Write out the records beneath this line exactly as they appear, minus any images.
# Start of Data in this exercise
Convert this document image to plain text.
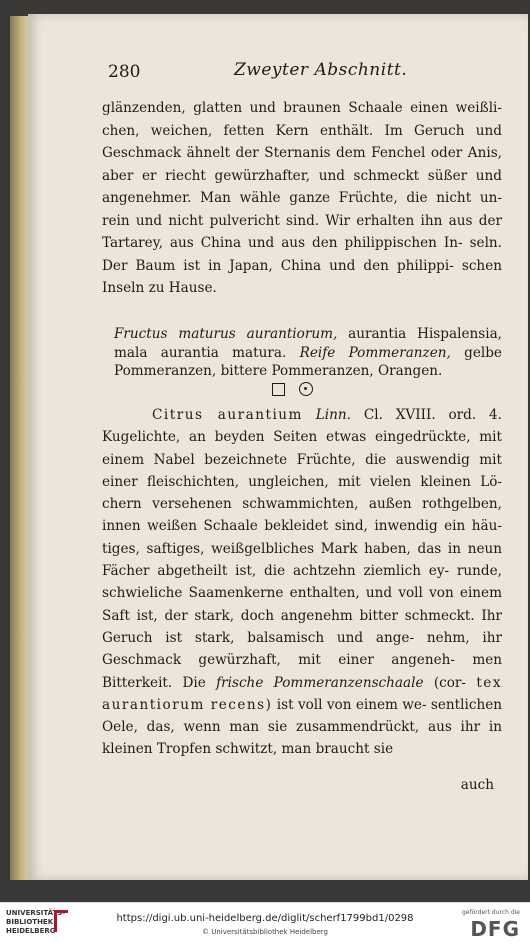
280	Zweyter Abschnitt.

glänzenden, glatten und braunen Schaale einen weißli- chen, weichen, fetten Kern enthält. Im Geruch und Geschmack ähnelt der Sternanis dem Fenchel oder Anis, aber er riecht gewürzhafter, und schmeckt süßer und angenehmer. Man wähle ganze Früchte, die nicht un- rein und nicht pulvericht sind. Wir erhalten ihn aus der Tartarey, aus China und aus den philippischen In- seln. Der Baum ist in Japan, China und den philippi- schen Inseln zu Hause.

Fructus maturus aurantiorum, aurantia Hispalensia, mala aurantia matura. Reife Pommeranzen, gelbe Pommeranzen, bittere Pommeranzen, Orangen.

Citrus aurantium Linn. Cl. XVIII. ord. 4. Kugelichte, an beyden Seiten etwas eingedrückte, mit einem Nabel bezeichnete Früchte, die auswendig mit einer fleischichten, ungleichen, mit vielen kleinen Lö- chern versehenen schwammichten, außen rothgelben, innen weißen Schaale bekleidet sind, inwendig ein häu- tiges, saftiges, weißgelbliches Mark haben, das in neun Fächer abgetheilt ist, die achtzehn ziemlich ey- runde, schwieliche Saamenkerne enthalten, und voll von einem Saft ist, der stark, doch angenehm bitter schmeckt. Ihr Geruch ist stark, balsamisch und ange- nehm, ihr Geschmack gewürzhaft, mit einer angeneh- men Bitterkeit. Die frische Pommeranzenschaale (cor- tex aurantiorum recens) ist voll von einem we- sentlichen Oele, das, wenn man sie zusammendrückt, aus ihr in kleinen Tropfen schwitzt, man braucht sie

auch
UNIVERSITÄTS-
BIBLIOTHEK
HEIDELBERG
https://digi.ub.uni-heidelberg.de/diglit/scherf1799bd1/0298
© Universitätsbibliothek Heidelberg
gefördert durch die
DFG
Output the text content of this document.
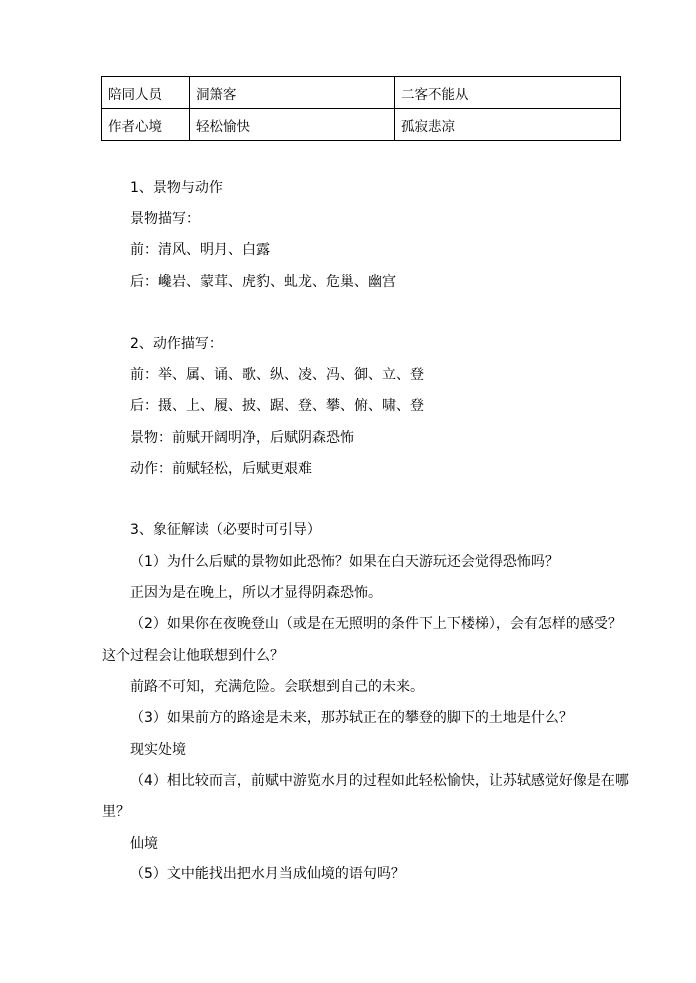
陪同人员	洞箫客	二客不能从
作者心境	轻松愉快	孤寂悲凉
1、景物与动作
景物描写：
前：清风、明月、白露
后：巉岩、蒙茸、虎豹、虬龙、危巢、幽宫
2、动作描写：
前：举、属、诵、歌、纵、凌、冯、御、立、登
后：摄、上、履、披、踞、登、攀、俯、啸、登
景物：前赋开阔明净，后赋阴森恐怖
动作：前赋轻松，后赋更艰难
3、象征解读（必要时可引导）
（1）为什么后赋的景物如此恐怖？如果在白天游玩还会觉得恐怖吗？
正因为是在晚上，所以才显得阴森恐怖。
（2）如果你在夜晚登山（或是在无照明的条件下上下楼梯），会有怎样的感受？
这个过程会让他联想到什么？
前路不可知，充满危险。会联想到自己的未来。
（3）如果前方的路途是未来，那苏轼正在的攀登的脚下的土地是什么？
现实处境
（4）相比较而言，前赋中游览水月的过程如此轻松愉快，让苏轼感觉好像是在哪
里？
仙境
（5）文中能找出把水月当成仙境的语句吗？
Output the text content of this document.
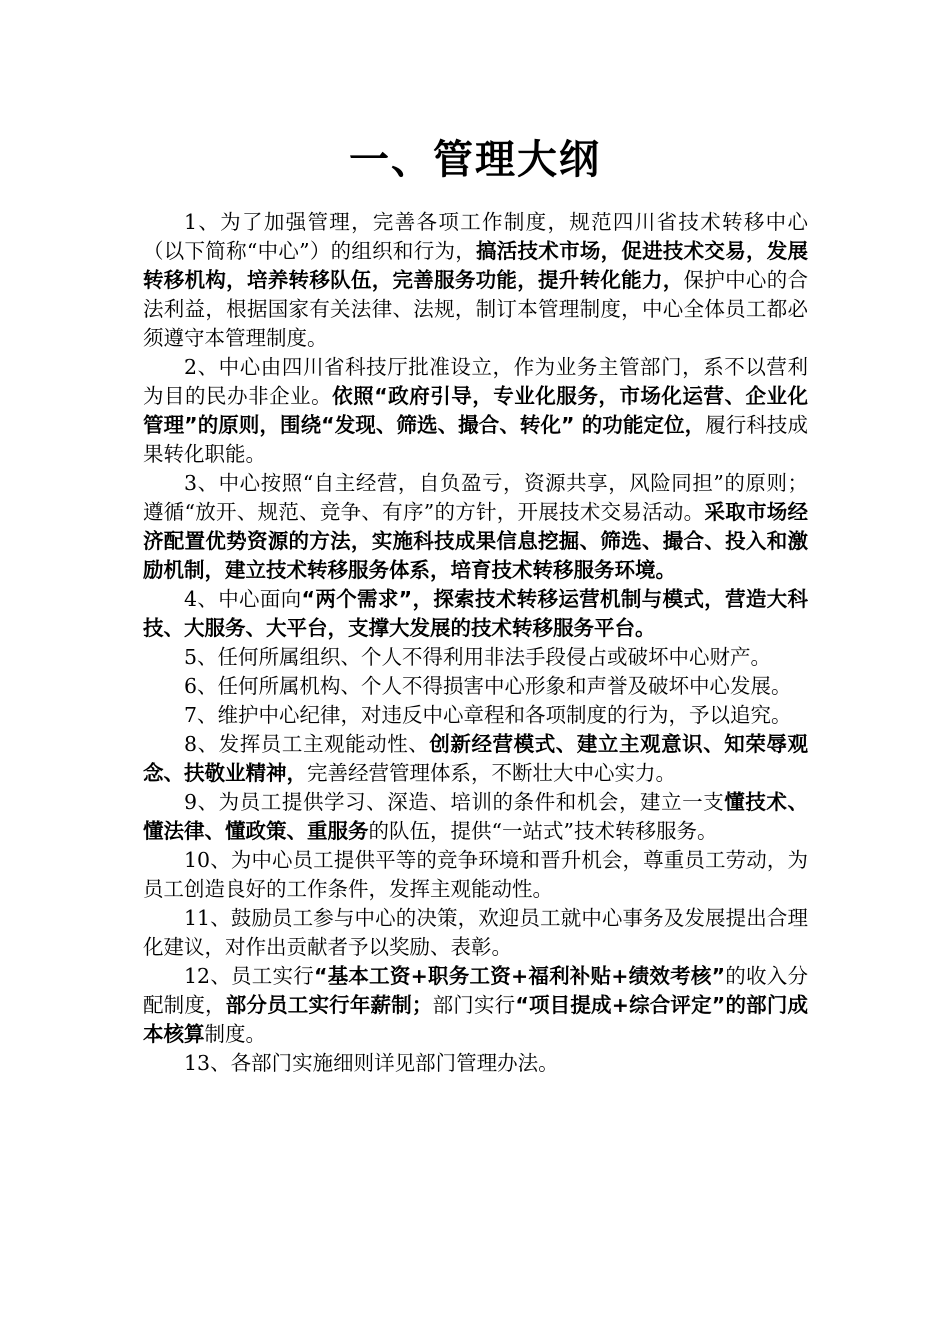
一、管理大纲

1、为了加强管理，完善各项工作制度，规范四川省技术转移中心（以下简称“中心”）的组织和行为，搞活技术市场，促进技术交易，发展转移机构，培养转移队伍，完善服务功能，提升转化能力，保护中心的合法利益，根据国家有关法律、法规，制订本管理制度，中心全体员工都必须遵守本管理制度。

2、中心由四川省科技厅批准设立，作为业务主管部门，系不以营利为目的民办非企业。依照“政府引导，专业化服务，市场化运营、企业化管理”的原则，围绕“发现、筛选、撮合、转化” 的功能定位，履行科技成果转化职能。

3、中心按照“自主经营，自负盈亏，资源共享，风险同担”的原则；遵循“放开、规范、竞争、有序”的方针，开展技术交易活动。采取市场经济配置优势资源的方法，实施科技成果信息挖掘、筛选、撮合、投入和激励机制，建立技术转移服务体系，培育技术转移服务环境。

4、中心面向“两个需求”，探索技术转移运营机制与模式，营造大科技、大服务、大平台，支撑大发展的技术转移服务平台。

5、任何所属组织、个人不得利用非法手段侵占或破坏中心财产。

6、任何所属机构、个人不得损害中心形象和声誉及破坏中心发展。

7、维护中心纪律，对违反中心章程和各项制度的行为，予以追究。

8、发挥员工主观能动性、创新经营模式、建立主观意识、知荣辱观念、扶敬业精神，完善经营管理体系，不断壮大中心实力。

9、为员工提供学习、深造、培训的条件和机会，建立一支懂技术、懂法律、懂政策、重服务的队伍，提供“一站式”技术转移服务。

10、为中心员工提供平等的竞争环境和晋升机会，尊重员工劳动，为员工创造良好的工作条件，发挥主观能动性。

11、鼓励员工参与中心的决策，欢迎员工就中心事务及发展提出合理化建议，对作出贡献者予以奖励、表彰。

12、员工实行“基本工资+职务工资+福利补贴+绩效考核”的收入分配制度，部分员工实行年薪制；部门实行“项目提成+综合评定”的部门成本核算制度。

13、各部门实施细则详见部门管理办法。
# End of Data in this exercise
● Exercise output
Convert this document image to plain text.
280	Zweyter Abschnitt.

glänzenden, glatten und braunen Schaale einen weißli- chen, weichen, fetten Kern enthält. Im Geruch und Geschmack ähnelt der Sternanis dem Fenchel oder Anis, aber er riecht gewürzhafter, und schmeckt süßer und angenehmer. Man wähle ganze Früchte, die nicht un- rein und nicht pulvericht sind. Wir erhalten ihn aus der Tartarey, aus China und aus den philippischen In- seln. Der Baum ist in Japan, China und den philippi- schen Inseln zu Hause.

Fructus maturus aurantiorum, aurantia Hispalensia, mala aurantia matura. Reife Pommeranzen, gelbe Pommeranzen, bittere Pommeranzen, Orangen.

Citrus aurantium Linn. Cl. XVIII. ord. 4. Kugelichte, an beyden Seiten etwas eingedrückte, mit einem Nabel bezeichnete Früchte, die auswendig mit einer fleischichten, ungleichen, mit vielen kleinen Lö- chern versehenen schwammichten, außen rothgelben, innen weißen Schaale bekleidet sind, inwendig ein häu- tiges, saftiges, weißgelbliches Mark haben, das in neun Fächer abgetheilt ist, die achtzehn ziemlich ey- runde, schwieliche Saamenkerne enthalten, und voll von einem Saft ist, der stark, doch angenehm bitter schmeckt. Ihr Geruch ist stark, balsamisch und ange- nehm, ihr Geschmack gewürzhaft, mit einer angeneh- men Bitterkeit. Die frische Pommeranzenschaale (cor- tex aurantiorum recens) ist voll von einem we- sentlichen Oele, das, wenn man sie zusammendrückt, aus ihr in kleinen Tropfen schwitzt, man braucht sie

auch
UNIVERSITÄTS-
BIBLIOTHEK
HEIDELBERG
https://digi.ub.uni-heidelberg.de/diglit/scherf1799bd1/0298
© Universitätsbibliothek Heidelberg
gefördert durch die
DFG
Output the text content of this document.
陪同人员	洞箫客	二客不能从
作者心境	轻松愉快	孤寂悲凉
1、景物与动作
景物描写：
前：清风、明月、白露
后：巉岩、蒙茸、虎豹、虬龙、危巢、幽宫
2、动作描写：
前：举、属、诵、歌、纵、凌、冯、御、立、登
后：摄、上、履、披、踞、登、攀、俯、啸、登
景物：前赋开阔明净，后赋阴森恐怖
动作：前赋轻松，后赋更艰难
3、象征解读（必要时可引导）
（1）为什么后赋的景物如此恐怖？如果在白天游玩还会觉得恐怖吗？
正因为是在晚上，所以才显得阴森恐怖。
（2）如果你在夜晚登山（或是在无照明的条件下上下楼梯），会有怎样的感受？
这个过程会让他联想到什么？
前路不可知，充满危险。会联想到自己的未来。
（3）如果前方的路途是未来，那苏轼正在的攀登的脚下的土地是什么？
现实处境
（4）相比较而言，前赋中游览水月的过程如此轻松愉快，让苏轼感觉好像是在哪
里？
仙境
（5）文中能找出把水月当成仙境的语句吗？
Output the text content of this document.
一、管理大纲

1、为了加强管理，完善各项工作制度，规范四川省技术转移中心（以下简称“中心”）的组织和行为，搞活技术市场，促进技术交易，发展转移机构，培养转移队伍，完善服务功能，提升转化能力，保护中心的合法利益，根据国家有关法律、法规，制订本管理制度，中心全体员工都必须遵守本管理制度。

2、中心由四川省科技厅批准设立，作为业务主管部门，系不以营利为目的民办非企业。依照“政府引导，专业化服务，市场化运营、企业化管理”的原则，围绕“发现、筛选、撮合、转化” 的功能定位，履行科技成果转化职能。

3、中心按照“自主经营，自负盈亏，资源共享，风险同担”的原则；遵循“放开、规范、竞争、有序”的方针，开展技术交易活动。采取市场经济配置优势资源的方法，实施科技成果信息挖掘、筛选、撮合、投入和激励机制，建立技术转移服务体系，培育技术转移服务环境。

4、中心面向“两个需求”，探索技术转移运营机制与模式，营造大科技、大服务、大平台，支撑大发展的技术转移服务平台。

5、任何所属组织、个人不得利用非法手段侵占或破坏中心财产。

6、任何所属机构、个人不得损害中心形象和声誉及破坏中心发展。

7、维护中心纪律，对违反中心章程和各项制度的行为，予以追究。

8、发挥员工主观能动性、创新经营模式、建立主观意识、知荣辱观念、扶敬业精神，完善经营管理体系，不断壮大中心实力。

9、为员工提供学习、深造、培训的条件和机会，建立一支懂技术、懂法律、懂政策、重服务的队伍，提供“一站式”技术转移服务。

10、为中心员工提供平等的竞争环境和晋升机会，尊重员工劳动，为员工创造良好的工作条件，发挥主观能动性。

11、鼓励员工参与中心的决策，欢迎员工就中心事务及发展提出合理化建议，对作出贡献者予以奖励、表彰。

12、员工实行“基本工资+职务工资+福利补贴+绩效考核”的收入分配制度，部分员工实行年薪制；部门实行“项目提成+综合评定”的部门成本核算制度。

13、各部门实施细则详见部门管理办法。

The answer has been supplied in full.